(Excerpt from a dataset)
============
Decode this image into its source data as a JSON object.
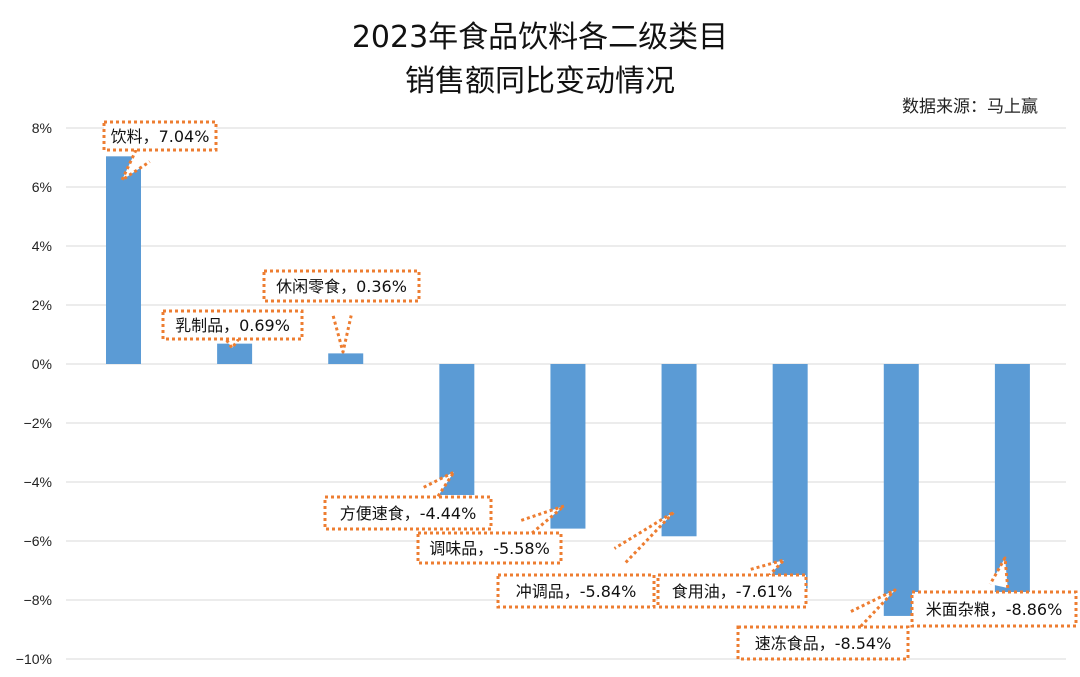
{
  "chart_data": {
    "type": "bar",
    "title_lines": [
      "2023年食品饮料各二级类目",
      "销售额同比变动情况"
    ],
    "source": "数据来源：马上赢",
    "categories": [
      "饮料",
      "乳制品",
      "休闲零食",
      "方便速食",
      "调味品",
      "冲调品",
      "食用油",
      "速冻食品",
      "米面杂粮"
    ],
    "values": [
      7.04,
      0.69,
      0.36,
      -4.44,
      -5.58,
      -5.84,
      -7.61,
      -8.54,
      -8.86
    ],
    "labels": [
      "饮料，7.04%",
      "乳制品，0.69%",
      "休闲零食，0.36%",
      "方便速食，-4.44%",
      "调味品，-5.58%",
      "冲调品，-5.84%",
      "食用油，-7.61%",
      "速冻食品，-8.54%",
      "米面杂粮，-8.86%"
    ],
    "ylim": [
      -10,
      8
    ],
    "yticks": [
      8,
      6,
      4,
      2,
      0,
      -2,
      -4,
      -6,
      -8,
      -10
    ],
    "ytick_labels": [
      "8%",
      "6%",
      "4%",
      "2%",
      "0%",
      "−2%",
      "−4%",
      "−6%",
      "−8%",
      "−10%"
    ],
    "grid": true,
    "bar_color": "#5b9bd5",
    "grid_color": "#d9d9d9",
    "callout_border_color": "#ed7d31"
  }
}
============
[WHAT IS ASKED]:
Reproduce all of the material above word for word. Omit the pictures.

[EXERCISE RESULT]:
Decode this image into its source data as a JSON object.
{
  "chart_data": {
    "type": "bar",
    "title_lines": [
      "2023年食品饮料各二级类目",
      "销售额同比变动情况"
    ],
    "source": "数据来源：马上赢",
    "categories": [
      "饮料",
      "乳制品",
      "休闲零食",
      "方便速食",
      "调味品",
      "冲调品",
      "食用油",
      "速冻食品",
      "米面杂粮"
    ],
    "values": [
      7.04,
      0.69,
      0.36,
      -4.44,
      -5.58,
      -5.84,
      -7.61,
      -8.54,
      -8.86
    ],
    "labels": [
      "饮料，7.04%",
      "乳制品，0.69%",
      "休闲零食，0.36%",
      "方便速食，-4.44%",
      "调味品，-5.58%",
      "冲调品，-5.84%",
      "食用油，-7.61%",
      "速冻食品，-8.54%",
      "米面杂粮，-8.86%"
    ],
    "ylim": [
      -10,
      8
    ],
    "yticks": [
      8,
      6,
      4,
      2,
      0,
      -2,
      -4,
      -6,
      -8,
      -10
    ],
    "ytick_labels": [
      "8%",
      "6%",
      "4%",
      "2%",
      "0%",
      "−2%",
      "−4%",
      "−6%",
      "−8%",
      "−10%"
    ],
    "grid": true,
    "bar_color": "#5b9bd5",
    "grid_color": "#d9d9d9",
    "callout_border_color": "#ed7d31"
  }
}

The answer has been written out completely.